**PROBLEM REQUIREMENTS**
In the entries below, identify every line with the string "Land" and copy it.
##############################
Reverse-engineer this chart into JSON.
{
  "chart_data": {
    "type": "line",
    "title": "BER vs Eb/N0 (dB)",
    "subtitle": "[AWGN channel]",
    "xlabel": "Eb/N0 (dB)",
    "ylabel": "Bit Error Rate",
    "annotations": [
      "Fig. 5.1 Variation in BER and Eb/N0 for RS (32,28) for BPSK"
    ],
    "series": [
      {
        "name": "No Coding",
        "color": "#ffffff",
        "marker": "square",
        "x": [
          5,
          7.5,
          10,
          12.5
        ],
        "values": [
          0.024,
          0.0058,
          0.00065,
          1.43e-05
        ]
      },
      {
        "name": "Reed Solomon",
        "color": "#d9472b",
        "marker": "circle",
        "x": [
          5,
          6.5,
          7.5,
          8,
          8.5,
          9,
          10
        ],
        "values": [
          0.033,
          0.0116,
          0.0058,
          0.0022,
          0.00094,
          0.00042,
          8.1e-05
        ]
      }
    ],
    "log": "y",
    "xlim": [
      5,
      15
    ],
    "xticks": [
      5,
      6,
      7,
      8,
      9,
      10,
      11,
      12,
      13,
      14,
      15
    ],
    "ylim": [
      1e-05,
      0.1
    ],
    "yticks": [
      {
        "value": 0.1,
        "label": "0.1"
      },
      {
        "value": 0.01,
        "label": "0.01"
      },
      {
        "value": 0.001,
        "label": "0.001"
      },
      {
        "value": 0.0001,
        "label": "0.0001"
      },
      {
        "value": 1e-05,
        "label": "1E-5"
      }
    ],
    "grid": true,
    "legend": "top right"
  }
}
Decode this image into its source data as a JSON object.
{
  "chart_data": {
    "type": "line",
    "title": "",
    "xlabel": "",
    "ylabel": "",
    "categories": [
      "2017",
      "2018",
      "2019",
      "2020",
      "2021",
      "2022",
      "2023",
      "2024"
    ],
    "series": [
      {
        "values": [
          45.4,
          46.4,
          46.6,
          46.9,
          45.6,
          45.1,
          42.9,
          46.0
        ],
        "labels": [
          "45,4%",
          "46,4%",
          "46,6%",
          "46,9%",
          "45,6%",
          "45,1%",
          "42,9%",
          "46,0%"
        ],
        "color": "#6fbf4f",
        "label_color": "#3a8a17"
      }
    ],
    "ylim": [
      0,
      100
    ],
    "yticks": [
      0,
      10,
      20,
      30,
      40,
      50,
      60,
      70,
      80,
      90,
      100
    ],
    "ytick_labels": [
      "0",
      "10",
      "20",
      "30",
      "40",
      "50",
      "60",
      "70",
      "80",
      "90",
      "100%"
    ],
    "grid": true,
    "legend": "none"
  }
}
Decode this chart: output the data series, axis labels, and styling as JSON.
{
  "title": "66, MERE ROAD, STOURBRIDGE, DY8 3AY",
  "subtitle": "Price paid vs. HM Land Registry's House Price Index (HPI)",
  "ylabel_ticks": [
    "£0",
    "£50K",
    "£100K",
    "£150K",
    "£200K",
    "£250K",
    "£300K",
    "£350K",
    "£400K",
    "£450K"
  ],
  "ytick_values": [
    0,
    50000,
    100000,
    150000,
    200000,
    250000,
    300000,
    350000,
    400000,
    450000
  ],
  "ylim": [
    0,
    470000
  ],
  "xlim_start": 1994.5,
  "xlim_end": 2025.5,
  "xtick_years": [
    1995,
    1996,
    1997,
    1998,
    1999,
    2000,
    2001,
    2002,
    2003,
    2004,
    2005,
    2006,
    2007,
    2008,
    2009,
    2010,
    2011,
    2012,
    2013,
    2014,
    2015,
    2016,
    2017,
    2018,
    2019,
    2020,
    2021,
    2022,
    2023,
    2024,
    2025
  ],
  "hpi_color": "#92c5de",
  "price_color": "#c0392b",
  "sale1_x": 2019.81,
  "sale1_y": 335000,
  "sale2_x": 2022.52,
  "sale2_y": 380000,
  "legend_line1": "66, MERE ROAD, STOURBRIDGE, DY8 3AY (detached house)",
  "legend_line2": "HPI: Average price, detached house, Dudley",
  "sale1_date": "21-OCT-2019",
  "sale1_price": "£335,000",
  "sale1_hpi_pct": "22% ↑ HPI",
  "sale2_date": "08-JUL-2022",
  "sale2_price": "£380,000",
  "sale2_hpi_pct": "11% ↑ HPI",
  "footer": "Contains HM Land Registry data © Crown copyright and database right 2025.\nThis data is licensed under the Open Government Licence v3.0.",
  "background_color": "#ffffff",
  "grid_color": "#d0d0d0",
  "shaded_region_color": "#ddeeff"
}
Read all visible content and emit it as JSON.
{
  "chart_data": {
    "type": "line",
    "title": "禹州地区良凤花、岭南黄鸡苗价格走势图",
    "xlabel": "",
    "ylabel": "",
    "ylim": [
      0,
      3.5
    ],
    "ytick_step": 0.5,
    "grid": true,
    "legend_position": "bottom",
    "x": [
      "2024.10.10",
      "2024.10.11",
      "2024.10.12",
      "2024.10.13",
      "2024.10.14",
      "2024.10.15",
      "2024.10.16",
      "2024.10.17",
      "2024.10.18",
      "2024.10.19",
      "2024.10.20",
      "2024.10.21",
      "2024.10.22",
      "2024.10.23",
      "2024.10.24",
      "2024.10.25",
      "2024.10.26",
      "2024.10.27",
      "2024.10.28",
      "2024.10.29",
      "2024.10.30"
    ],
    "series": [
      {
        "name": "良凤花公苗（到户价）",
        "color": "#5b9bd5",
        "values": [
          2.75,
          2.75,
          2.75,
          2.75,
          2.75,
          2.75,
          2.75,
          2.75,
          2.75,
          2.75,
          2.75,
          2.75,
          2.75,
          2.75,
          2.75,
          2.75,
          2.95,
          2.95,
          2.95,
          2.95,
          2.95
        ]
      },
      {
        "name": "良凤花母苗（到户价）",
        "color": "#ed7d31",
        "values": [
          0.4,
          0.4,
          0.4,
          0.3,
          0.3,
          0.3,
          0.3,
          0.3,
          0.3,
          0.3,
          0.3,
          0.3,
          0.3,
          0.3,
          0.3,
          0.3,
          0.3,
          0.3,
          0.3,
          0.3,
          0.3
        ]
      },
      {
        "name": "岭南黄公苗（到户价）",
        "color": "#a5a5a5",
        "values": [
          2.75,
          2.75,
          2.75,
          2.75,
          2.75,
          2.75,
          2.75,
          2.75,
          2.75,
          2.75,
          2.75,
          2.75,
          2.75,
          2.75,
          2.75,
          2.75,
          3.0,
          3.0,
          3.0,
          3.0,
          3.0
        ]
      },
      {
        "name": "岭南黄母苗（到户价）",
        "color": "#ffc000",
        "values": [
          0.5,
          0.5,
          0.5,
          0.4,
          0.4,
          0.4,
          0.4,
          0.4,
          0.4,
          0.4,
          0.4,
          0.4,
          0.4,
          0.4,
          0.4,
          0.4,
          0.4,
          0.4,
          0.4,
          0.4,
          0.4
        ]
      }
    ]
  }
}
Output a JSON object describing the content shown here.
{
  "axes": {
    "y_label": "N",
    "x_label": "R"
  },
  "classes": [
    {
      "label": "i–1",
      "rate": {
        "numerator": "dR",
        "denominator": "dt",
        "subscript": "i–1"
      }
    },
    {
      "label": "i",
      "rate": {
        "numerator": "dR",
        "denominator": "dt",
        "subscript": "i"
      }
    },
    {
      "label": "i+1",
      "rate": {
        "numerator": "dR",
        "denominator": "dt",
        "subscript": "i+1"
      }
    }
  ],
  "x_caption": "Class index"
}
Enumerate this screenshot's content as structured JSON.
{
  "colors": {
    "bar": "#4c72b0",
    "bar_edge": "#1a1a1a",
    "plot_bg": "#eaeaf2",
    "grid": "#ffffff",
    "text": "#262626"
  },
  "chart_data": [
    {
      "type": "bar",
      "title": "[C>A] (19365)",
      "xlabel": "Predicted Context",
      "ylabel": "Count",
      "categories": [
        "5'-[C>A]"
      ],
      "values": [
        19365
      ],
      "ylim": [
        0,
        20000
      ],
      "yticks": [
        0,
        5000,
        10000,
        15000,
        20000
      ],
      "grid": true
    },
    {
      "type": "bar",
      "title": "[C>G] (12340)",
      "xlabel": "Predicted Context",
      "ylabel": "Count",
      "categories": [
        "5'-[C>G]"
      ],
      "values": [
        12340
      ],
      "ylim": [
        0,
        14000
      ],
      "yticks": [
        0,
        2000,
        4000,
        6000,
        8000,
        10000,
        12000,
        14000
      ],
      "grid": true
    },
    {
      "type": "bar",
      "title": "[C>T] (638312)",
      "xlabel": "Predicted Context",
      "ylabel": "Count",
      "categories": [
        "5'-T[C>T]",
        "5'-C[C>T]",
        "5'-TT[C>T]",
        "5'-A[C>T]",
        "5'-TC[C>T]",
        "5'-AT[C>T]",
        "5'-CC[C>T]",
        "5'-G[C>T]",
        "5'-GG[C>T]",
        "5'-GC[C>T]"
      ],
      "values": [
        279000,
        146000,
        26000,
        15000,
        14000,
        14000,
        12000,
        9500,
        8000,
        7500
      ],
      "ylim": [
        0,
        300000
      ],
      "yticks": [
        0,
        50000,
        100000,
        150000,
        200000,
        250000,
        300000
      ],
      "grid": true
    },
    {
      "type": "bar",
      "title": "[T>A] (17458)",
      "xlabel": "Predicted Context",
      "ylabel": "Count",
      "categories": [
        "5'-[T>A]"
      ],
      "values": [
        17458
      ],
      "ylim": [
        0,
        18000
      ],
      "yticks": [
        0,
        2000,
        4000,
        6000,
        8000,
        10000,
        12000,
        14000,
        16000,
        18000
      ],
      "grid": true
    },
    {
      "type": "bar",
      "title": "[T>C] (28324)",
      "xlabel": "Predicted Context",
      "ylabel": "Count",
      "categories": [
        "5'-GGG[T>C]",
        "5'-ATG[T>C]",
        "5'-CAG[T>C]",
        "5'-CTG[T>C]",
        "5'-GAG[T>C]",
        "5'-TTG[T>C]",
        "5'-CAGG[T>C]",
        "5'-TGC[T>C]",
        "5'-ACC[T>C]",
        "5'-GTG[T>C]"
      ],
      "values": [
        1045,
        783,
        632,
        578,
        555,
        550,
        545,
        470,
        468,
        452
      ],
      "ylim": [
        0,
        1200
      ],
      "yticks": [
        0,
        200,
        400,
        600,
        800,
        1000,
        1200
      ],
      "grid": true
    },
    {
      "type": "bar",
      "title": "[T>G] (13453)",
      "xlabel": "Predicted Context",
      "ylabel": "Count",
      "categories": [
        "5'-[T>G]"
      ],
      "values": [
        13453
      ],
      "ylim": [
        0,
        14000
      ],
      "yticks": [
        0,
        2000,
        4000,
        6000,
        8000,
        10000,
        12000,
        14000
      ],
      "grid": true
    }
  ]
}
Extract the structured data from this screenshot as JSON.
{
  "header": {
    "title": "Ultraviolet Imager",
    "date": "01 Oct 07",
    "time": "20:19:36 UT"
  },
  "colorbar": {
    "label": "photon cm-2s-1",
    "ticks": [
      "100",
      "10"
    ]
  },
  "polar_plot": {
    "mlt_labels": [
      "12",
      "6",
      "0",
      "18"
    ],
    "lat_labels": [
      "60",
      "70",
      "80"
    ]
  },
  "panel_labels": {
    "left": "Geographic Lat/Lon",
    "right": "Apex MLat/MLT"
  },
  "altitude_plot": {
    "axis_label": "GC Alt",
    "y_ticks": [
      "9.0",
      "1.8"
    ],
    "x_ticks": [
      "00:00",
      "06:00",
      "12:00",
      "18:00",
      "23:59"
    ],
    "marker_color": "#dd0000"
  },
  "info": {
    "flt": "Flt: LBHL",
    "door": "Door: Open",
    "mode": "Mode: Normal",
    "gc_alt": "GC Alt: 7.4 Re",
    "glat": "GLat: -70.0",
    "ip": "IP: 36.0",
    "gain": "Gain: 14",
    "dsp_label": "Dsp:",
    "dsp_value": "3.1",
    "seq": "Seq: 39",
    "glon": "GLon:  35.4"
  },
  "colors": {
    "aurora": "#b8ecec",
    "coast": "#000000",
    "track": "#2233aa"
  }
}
##############################
**CORRECT RESULT**
  "subtitle": "Price paid vs. HM Land Registry's House Price Index (HPI)",
  "footer": "Contains HM Land Registry data © Crown copyright and database right 2025.\nThis data is licensed under the Open Government Licence v3.0.",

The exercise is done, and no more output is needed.